=== Records to use ===

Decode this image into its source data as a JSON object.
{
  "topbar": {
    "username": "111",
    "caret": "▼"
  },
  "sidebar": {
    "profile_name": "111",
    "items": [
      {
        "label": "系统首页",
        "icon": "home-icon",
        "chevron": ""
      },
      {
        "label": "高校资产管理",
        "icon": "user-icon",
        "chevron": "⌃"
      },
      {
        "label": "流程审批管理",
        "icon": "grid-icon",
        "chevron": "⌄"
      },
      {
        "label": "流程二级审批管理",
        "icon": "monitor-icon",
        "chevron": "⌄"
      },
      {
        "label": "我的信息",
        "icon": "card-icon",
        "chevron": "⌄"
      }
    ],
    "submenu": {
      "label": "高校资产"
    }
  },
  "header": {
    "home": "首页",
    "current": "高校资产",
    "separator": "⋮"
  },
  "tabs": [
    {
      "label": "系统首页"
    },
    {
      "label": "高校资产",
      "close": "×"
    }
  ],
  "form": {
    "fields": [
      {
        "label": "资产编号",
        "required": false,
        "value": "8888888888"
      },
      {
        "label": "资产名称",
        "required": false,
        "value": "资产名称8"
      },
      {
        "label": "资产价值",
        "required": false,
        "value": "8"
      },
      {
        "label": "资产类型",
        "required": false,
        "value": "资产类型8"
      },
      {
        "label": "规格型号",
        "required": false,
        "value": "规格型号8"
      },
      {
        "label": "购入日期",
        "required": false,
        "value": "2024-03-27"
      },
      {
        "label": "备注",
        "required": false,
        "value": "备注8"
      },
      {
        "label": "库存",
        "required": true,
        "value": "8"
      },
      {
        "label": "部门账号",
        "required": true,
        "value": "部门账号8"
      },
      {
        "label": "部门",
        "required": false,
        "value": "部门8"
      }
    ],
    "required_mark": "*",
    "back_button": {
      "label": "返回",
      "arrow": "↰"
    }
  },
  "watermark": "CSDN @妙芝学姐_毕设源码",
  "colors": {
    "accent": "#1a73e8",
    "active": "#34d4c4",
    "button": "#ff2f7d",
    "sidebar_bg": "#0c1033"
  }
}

===
=== Records to use ===

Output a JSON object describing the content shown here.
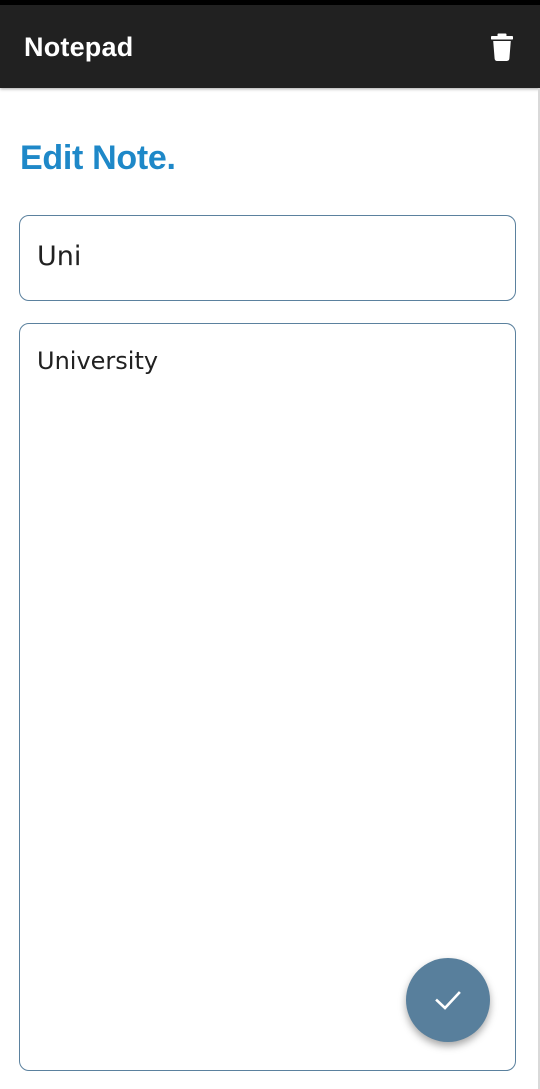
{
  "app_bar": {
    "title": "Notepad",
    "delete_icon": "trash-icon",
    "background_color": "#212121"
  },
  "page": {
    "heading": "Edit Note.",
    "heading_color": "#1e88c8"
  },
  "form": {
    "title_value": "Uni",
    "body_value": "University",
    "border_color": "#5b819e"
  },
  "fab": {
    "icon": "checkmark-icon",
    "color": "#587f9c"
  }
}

===

= Exercise requirements =
Go through the listing above and report how many of its lines contain the word "JSON", with only the number as output.

= Worked answer =
2